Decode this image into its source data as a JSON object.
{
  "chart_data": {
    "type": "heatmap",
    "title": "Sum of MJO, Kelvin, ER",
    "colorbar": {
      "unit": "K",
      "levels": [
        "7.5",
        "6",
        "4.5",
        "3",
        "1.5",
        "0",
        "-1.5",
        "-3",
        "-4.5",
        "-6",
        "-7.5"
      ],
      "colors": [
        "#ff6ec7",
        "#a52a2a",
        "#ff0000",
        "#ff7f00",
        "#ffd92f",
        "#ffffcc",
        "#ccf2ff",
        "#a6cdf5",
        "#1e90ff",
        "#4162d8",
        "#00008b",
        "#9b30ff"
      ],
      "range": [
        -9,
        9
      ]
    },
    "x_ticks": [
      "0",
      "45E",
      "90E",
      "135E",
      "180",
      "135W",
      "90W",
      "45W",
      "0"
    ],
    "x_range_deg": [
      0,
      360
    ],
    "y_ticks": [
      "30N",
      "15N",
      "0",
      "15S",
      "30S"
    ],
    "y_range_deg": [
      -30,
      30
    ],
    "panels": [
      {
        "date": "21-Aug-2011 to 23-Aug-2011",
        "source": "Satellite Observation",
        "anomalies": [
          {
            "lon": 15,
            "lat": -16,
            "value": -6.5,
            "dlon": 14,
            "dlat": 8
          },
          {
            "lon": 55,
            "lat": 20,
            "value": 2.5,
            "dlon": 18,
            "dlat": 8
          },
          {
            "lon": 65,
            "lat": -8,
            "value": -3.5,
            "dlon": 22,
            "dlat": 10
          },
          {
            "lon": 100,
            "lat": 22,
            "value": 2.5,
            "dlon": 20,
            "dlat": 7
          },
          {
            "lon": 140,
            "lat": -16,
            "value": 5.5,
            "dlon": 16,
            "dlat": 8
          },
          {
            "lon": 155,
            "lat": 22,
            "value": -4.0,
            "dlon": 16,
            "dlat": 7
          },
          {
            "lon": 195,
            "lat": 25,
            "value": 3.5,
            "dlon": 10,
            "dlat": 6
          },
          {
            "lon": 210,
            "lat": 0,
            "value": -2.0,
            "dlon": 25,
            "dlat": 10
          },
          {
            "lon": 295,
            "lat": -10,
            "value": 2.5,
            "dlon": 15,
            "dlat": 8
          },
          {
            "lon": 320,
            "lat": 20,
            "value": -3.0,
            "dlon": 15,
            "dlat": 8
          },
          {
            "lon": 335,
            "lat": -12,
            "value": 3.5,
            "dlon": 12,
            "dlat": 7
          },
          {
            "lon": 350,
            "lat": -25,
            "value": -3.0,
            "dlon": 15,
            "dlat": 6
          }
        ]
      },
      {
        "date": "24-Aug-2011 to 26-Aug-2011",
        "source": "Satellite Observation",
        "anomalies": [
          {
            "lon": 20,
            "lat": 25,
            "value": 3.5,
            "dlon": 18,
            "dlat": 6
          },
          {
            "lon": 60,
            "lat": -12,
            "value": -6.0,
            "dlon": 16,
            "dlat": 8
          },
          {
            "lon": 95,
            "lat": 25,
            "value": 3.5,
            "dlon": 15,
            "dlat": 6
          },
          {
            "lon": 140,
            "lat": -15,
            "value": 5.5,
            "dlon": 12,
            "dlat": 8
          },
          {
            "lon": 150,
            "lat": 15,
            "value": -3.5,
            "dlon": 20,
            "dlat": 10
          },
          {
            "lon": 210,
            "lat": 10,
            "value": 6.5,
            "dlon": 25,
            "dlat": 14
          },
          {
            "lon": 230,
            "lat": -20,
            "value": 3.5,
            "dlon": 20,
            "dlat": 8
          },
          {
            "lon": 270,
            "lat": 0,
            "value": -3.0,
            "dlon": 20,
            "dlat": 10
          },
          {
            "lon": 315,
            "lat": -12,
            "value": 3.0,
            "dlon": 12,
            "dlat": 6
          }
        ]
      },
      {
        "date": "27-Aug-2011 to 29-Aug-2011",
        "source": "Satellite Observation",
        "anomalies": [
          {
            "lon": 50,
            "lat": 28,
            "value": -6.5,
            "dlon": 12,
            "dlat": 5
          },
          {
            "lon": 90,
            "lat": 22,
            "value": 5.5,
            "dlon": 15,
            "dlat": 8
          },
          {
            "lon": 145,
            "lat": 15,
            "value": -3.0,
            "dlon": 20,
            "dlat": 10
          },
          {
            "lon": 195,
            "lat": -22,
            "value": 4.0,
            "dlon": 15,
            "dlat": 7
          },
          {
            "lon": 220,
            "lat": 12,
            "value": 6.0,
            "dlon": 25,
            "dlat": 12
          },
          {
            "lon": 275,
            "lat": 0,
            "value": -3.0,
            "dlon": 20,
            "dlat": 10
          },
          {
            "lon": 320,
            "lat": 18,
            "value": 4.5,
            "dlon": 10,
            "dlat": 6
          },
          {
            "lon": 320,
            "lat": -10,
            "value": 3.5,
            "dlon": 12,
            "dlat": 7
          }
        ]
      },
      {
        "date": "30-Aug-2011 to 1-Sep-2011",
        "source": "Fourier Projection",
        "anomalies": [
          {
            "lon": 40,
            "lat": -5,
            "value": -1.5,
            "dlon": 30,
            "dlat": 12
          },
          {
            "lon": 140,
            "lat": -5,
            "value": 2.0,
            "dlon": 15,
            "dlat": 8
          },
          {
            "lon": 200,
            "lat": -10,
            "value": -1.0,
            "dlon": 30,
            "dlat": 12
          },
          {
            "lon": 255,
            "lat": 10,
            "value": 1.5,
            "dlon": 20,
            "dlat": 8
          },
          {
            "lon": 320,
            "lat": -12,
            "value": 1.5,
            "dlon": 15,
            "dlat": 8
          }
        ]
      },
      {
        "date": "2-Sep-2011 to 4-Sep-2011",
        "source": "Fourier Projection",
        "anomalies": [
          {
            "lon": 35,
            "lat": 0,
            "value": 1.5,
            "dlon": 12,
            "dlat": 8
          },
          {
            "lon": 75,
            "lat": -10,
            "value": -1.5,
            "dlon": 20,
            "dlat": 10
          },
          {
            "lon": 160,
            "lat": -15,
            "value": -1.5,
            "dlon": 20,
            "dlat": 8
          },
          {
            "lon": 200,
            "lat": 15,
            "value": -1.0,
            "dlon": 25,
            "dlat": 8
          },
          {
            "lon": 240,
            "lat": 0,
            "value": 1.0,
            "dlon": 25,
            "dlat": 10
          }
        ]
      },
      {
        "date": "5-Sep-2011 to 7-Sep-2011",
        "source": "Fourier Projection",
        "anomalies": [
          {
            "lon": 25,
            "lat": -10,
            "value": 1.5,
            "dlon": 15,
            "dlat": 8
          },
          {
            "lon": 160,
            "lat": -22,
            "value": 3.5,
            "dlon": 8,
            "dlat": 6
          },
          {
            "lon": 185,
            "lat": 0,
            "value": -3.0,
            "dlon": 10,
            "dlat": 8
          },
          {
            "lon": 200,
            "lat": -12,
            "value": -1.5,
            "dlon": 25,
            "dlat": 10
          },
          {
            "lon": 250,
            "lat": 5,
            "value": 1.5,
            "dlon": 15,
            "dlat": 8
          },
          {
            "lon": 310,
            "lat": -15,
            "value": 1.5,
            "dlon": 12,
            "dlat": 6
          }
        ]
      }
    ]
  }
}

--

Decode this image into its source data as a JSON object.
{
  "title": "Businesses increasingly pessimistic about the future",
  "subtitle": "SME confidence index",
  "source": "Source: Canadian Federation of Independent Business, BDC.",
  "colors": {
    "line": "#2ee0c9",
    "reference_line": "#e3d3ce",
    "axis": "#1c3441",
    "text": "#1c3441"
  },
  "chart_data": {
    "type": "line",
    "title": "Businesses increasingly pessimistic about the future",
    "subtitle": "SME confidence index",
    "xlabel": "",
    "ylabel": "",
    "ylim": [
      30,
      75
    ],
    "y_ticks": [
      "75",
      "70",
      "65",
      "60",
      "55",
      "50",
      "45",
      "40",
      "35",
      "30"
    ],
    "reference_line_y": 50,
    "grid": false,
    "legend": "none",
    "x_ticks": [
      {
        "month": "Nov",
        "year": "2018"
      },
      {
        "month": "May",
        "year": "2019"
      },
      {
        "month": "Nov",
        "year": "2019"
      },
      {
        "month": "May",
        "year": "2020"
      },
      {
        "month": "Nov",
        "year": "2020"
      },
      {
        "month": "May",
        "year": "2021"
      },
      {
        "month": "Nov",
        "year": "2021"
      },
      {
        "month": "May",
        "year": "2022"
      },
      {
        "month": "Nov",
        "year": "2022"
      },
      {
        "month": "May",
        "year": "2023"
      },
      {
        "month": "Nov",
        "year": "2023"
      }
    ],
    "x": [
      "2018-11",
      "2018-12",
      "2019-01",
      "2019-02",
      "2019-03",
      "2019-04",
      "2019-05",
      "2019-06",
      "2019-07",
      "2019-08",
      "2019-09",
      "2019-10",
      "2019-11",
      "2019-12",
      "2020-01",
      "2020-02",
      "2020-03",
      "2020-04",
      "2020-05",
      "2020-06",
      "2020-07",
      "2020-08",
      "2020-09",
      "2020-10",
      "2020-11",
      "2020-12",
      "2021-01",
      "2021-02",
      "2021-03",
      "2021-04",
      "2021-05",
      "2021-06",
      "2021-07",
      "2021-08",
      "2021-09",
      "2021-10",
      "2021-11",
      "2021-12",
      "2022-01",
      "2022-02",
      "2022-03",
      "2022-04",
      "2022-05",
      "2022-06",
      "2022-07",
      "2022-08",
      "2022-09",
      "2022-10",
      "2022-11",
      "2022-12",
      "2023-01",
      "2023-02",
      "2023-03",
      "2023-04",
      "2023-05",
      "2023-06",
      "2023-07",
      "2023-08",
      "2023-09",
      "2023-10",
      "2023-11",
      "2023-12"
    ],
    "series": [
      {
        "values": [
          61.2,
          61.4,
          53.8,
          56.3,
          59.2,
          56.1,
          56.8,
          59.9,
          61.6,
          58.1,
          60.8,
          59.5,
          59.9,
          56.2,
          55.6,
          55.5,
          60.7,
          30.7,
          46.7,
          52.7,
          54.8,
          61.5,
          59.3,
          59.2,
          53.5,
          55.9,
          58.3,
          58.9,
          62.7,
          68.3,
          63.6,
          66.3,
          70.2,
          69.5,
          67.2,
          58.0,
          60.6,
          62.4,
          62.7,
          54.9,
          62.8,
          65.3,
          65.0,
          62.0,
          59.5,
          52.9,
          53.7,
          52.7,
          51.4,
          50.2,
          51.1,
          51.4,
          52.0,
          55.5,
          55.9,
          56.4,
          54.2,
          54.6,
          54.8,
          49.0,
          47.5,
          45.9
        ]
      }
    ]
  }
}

● **Written exercise**
Extract every line containing the string "confidence" from the data above.

● **Answer to the exercise**
  "subtitle": "SME confidence index",
    "subtitle": "SME confidence index",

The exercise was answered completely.